PROBLEM STATEMENT:
Isolate every line in the records below with "door" in it.

DATA EXTRACT:
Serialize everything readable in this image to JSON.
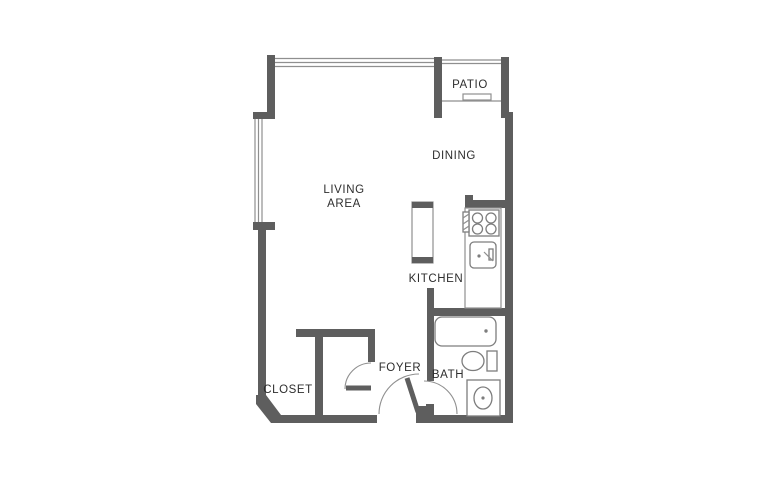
{
  "title": "Studio apartment floor plan",
  "colors": {
    "wall": "#5e5e5e",
    "line": "#8f8f8f",
    "fixture": "#7d7d7d",
    "text": "#2e2e2e"
  },
  "rooms": {
    "patio": {
      "label": "PATIO"
    },
    "dining": {
      "label": "DINING"
    },
    "living": {
      "label_line1": "LIVING",
      "label_line2": "AREA"
    },
    "kitchen": {
      "label": "KITCHEN"
    },
    "closet": {
      "label": "CLOSET"
    },
    "foyer": {
      "label": "FOYER"
    },
    "bath": {
      "label": "BATH"
    }
  },
  "fixtures": {
    "stove": "stove-4-burners",
    "kitchen_sink": "kitchen-sink",
    "island": "counter-peninsula",
    "bathtub": "bathtub",
    "toilet": "toilet",
    "vanity": "vanity-sink",
    "sliding_door": "patio-sliding-door",
    "windows": [
      "top-window",
      "left-window"
    ]
  }
}
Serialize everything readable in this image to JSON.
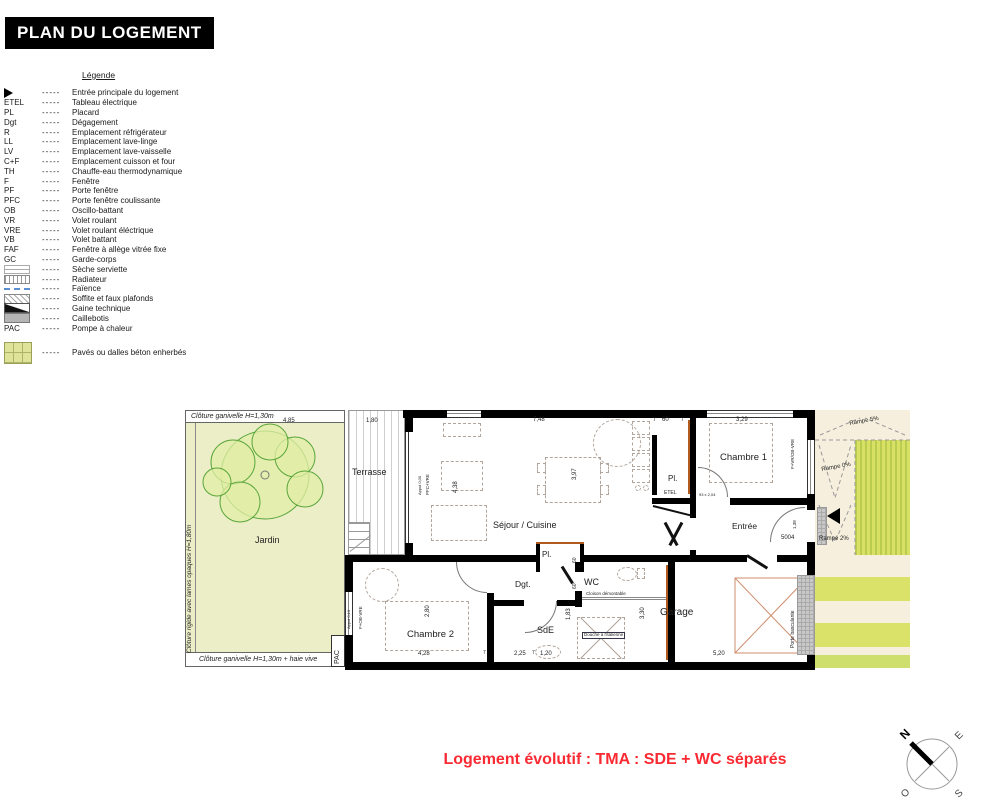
{
  "title": "PLAN DU LOGEMENT",
  "legend": {
    "heading": "Légende",
    "separator": "-----",
    "items": [
      {
        "abbr": "",
        "icon": "entry-arrow",
        "label": "Entrée principale du logement"
      },
      {
        "abbr": "ETEL",
        "icon": "",
        "label": "Tableau électrique"
      },
      {
        "abbr": "PL",
        "icon": "",
        "label": "Placard"
      },
      {
        "abbr": "Dgt",
        "icon": "",
        "label": "Dégagement"
      },
      {
        "abbr": "R",
        "icon": "",
        "label": "Emplacement réfrigérateur"
      },
      {
        "abbr": "LL",
        "icon": "",
        "label": "Emplacement lave-linge"
      },
      {
        "abbr": "LV",
        "icon": "",
        "label": "Emplacement lave-vaisselle"
      },
      {
        "abbr": "C+F",
        "icon": "",
        "label": "Emplacement cuisson et four"
      },
      {
        "abbr": "TH",
        "icon": "",
        "label": "Chauffe-eau thermodynamique"
      },
      {
        "abbr": "F",
        "icon": "",
        "label": "Fenêtre"
      },
      {
        "abbr": "PF",
        "icon": "",
        "label": "Porte fenêtre"
      },
      {
        "abbr": "PFC",
        "icon": "",
        "label": "Porte fenêtre coulissante"
      },
      {
        "abbr": "OB",
        "icon": "",
        "label": "Oscillo-battant"
      },
      {
        "abbr": "VR",
        "icon": "",
        "label": "Volet roulant"
      },
      {
        "abbr": "VRE",
        "icon": "",
        "label": "Volet roulant éléctrique"
      },
      {
        "abbr": "VB",
        "icon": "",
        "label": "Volet battant"
      },
      {
        "abbr": "FAF",
        "icon": "",
        "label": "Fenêtre à allège vitrée fixe"
      },
      {
        "abbr": "GC",
        "icon": "",
        "label": "Garde-corps"
      },
      {
        "abbr": "",
        "icon": "seche-serviette",
        "label": "Sèche serviette"
      },
      {
        "abbr": "",
        "icon": "radiateur",
        "label": "Radiateur"
      },
      {
        "abbr": "",
        "icon": "faience",
        "label": "Faïence"
      },
      {
        "abbr": "",
        "icon": "soffite",
        "label": "Soffite et faux plafonds"
      },
      {
        "abbr": "",
        "icon": "gaine",
        "label": "Gaine technique"
      },
      {
        "abbr": "",
        "icon": "caillebotis",
        "label": "Caillebotis"
      },
      {
        "abbr": "PAC",
        "icon": "",
        "label": "Pompe à chaleur"
      },
      {
        "abbr": "",
        "icon": "paves",
        "label": "Pavés ou dalles béton enherbés"
      }
    ]
  },
  "plan": {
    "colors": {
      "garden": "#ebeec6",
      "ramp_beige": "#f6efdd",
      "stripe_green": "#dbe26a",
      "faience_orange": "#b35a1f",
      "garage_cross": "#cf8e6e"
    },
    "labels": [
      {
        "name": "fence-label-top",
        "text": "Clôture ganivelle H=1,30m",
        "x": 6,
        "y": 8,
        "size": 7,
        "italic": true
      },
      {
        "name": "fence-label-left",
        "text": "Clôture rigide avec lames opaques H=1,80m",
        "x": 2,
        "y": 248,
        "size": 6.5,
        "italic": true,
        "rot": -90
      },
      {
        "name": "fence-label-bottom",
        "text": "Clôture ganivelle H=1,30m + haie vive",
        "x": 14,
        "y": 251,
        "size": 7,
        "italic": true
      },
      {
        "name": "room-label-jardin",
        "text": "Jardin",
        "x": 70,
        "y": 131,
        "size": 9
      },
      {
        "name": "room-label-terrasse",
        "text": "Terrasse",
        "x": 167,
        "y": 63,
        "size": 9
      },
      {
        "name": "room-label-sejour",
        "text": "Séjour / Cuisine",
        "x": 308,
        "y": 116,
        "size": 9
      },
      {
        "name": "room-label-chambre1",
        "text": "Chambre 1",
        "x": 535,
        "y": 48,
        "size": 9.5
      },
      {
        "name": "room-label-entree",
        "text": "Entrée",
        "x": 547,
        "y": 117,
        "size": 8.5
      },
      {
        "name": "room-label-chambre2",
        "text": "Chambre 2",
        "x": 222,
        "y": 225,
        "size": 9.5
      },
      {
        "name": "room-label-dgt",
        "text": "Dgt.",
        "x": 330,
        "y": 175,
        "size": 8.5
      },
      {
        "name": "room-label-wc",
        "text": "WC",
        "x": 399,
        "y": 173,
        "size": 9
      },
      {
        "name": "room-label-sde",
        "text": "SdE",
        "x": 352,
        "y": 221,
        "size": 9
      },
      {
        "name": "room-label-garage",
        "text": "Garage",
        "x": 475,
        "y": 203,
        "size": 10
      },
      {
        "name": "room-label-pl1",
        "text": "Pl.",
        "x": 483,
        "y": 70,
        "size": 8
      },
      {
        "name": "label-etel",
        "text": "ETEL",
        "x": 479,
        "y": 86,
        "size": 5
      },
      {
        "name": "room-label-pl2",
        "text": "Pl.",
        "x": 357,
        "y": 146,
        "size": 8
      },
      {
        "name": "label-pac",
        "text": "PAC",
        "x": 149,
        "y": 259,
        "size": 7,
        "rot": -90
      },
      {
        "name": "ramp-label-5",
        "text": "Rampe 5%",
        "x": 664,
        "y": 16,
        "size": 6,
        "rot": -10
      },
      {
        "name": "ramp-label-0",
        "text": "Rampe 0%",
        "x": 636,
        "y": 62,
        "size": 6,
        "rot": -10
      },
      {
        "name": "ramp-label-2",
        "text": "Rampé 2%",
        "x": 634,
        "y": 131,
        "size": 6
      },
      {
        "name": "label-porte-basculante",
        "text": "Porte basculante",
        "x": 606,
        "y": 243,
        "size": 5,
        "rot": -90
      },
      {
        "name": "label-cloison-demontable",
        "text": "Cloison démontable",
        "x": 401,
        "y": 187,
        "size": 4.5
      },
      {
        "name": "label-douche-italienne",
        "text": "Douche à l'italienne",
        "x": 397,
        "y": 227,
        "size": 4.5,
        "chip": true
      },
      {
        "name": "label-5004",
        "text": "5004",
        "x": 596,
        "y": 130,
        "size": 6
      },
      {
        "name": "window-tag-sejour-appui",
        "text": "Appui 0,00",
        "x": 233,
        "y": 90,
        "size": 4,
        "rot": -90
      },
      {
        "name": "window-tag-sejour-pfc",
        "text": "PFC+VRE",
        "x": 241,
        "y": 90,
        "size": 4.5,
        "rot": -90
      },
      {
        "name": "window-tag-ch2-appui",
        "text": "Appui 0,10",
        "x": 162,
        "y": 224,
        "size": 4,
        "rot": -90
      },
      {
        "name": "window-tag-ch2-f",
        "text": "F+OB-VRE",
        "x": 174,
        "y": 224,
        "size": 4.5,
        "rot": -90
      },
      {
        "name": "window-tag-ch1",
        "text": "F+VR/OB-VRE",
        "x": 606,
        "y": 64,
        "size": 4.5,
        "rot": -90
      },
      {
        "name": "door-size-tag",
        "text": "93 x 2,04",
        "x": 514,
        "y": 88,
        "size": 4
      },
      {
        "name": "dim-4-85",
        "text": "4,85",
        "x": 98,
        "y": 13,
        "size": 6
      },
      {
        "name": "dim-1-80",
        "text": "1,80",
        "x": 181,
        "y": 13,
        "size": 6
      },
      {
        "name": "dim-7-48",
        "text": "7,48",
        "x": 348,
        "y": 12,
        "size": 6
      },
      {
        "name": "dim-7-a",
        "text": "7",
        "x": 468,
        "y": 13,
        "size": 5
      },
      {
        "name": "dim-60-top",
        "text": "60",
        "x": 477,
        "y": 12,
        "size": 6
      },
      {
        "name": "dim-7-b",
        "text": "7",
        "x": 496,
        "y": 13,
        "size": 5
      },
      {
        "name": "dim-3-29",
        "text": "3,29",
        "x": 551,
        "y": 12,
        "size": 6
      },
      {
        "name": "dim-3-97",
        "text": "3,97",
        "x": 387,
        "y": 75,
        "size": 6,
        "rot": -90
      },
      {
        "name": "dim-4-38",
        "text": "4,38",
        "x": 268,
        "y": 88,
        "size": 6,
        "rot": -90
      },
      {
        "name": "dim-2-80",
        "text": "2,80",
        "x": 240,
        "y": 212,
        "size": 6,
        "rot": -90
      },
      {
        "name": "dim-4-28",
        "text": "4,28",
        "x": 233,
        "y": 246,
        "size": 6
      },
      {
        "name": "dim-7-c",
        "text": "7",
        "x": 298,
        "y": 246,
        "size": 5
      },
      {
        "name": "dim-2-25",
        "text": "2,25",
        "x": 329,
        "y": 246,
        "size": 6
      },
      {
        "name": "dim-7-d",
        "text": "7",
        "x": 347,
        "y": 246,
        "size": 5
      },
      {
        "name": "dim-1-20",
        "text": "1,20",
        "x": 355,
        "y": 246,
        "size": 6
      },
      {
        "name": "dim-1-83",
        "text": "1,83",
        "x": 381,
        "y": 215,
        "size": 6,
        "rot": -90
      },
      {
        "name": "dim-60-a",
        "text": "60",
        "x": 388,
        "y": 158,
        "size": 5,
        "rot": -90
      },
      {
        "name": "dim-60-b",
        "text": "60",
        "x": 388,
        "y": 184,
        "size": 5,
        "rot": -90
      },
      {
        "name": "dim-3-30",
        "text": "3,30",
        "x": 455,
        "y": 214,
        "size": 6,
        "rot": -90
      },
      {
        "name": "dim-5-20",
        "text": "5,20",
        "x": 528,
        "y": 246,
        "size": 6
      },
      {
        "name": "dim-1-38",
        "text": "1,38",
        "x": 608,
        "y": 124,
        "size": 4.5,
        "rot": -90
      }
    ]
  },
  "footer": {
    "note": "Logement évolutif : TMA : SDE + WC séparés",
    "color": "#fa2a33"
  },
  "compass": {
    "n": "N",
    "e": "E",
    "s": "S",
    "o": "O"
  }
}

FULL ANSWER:
    "sliding_door": "patio-sliding-door",
        "name": "door-size-tag",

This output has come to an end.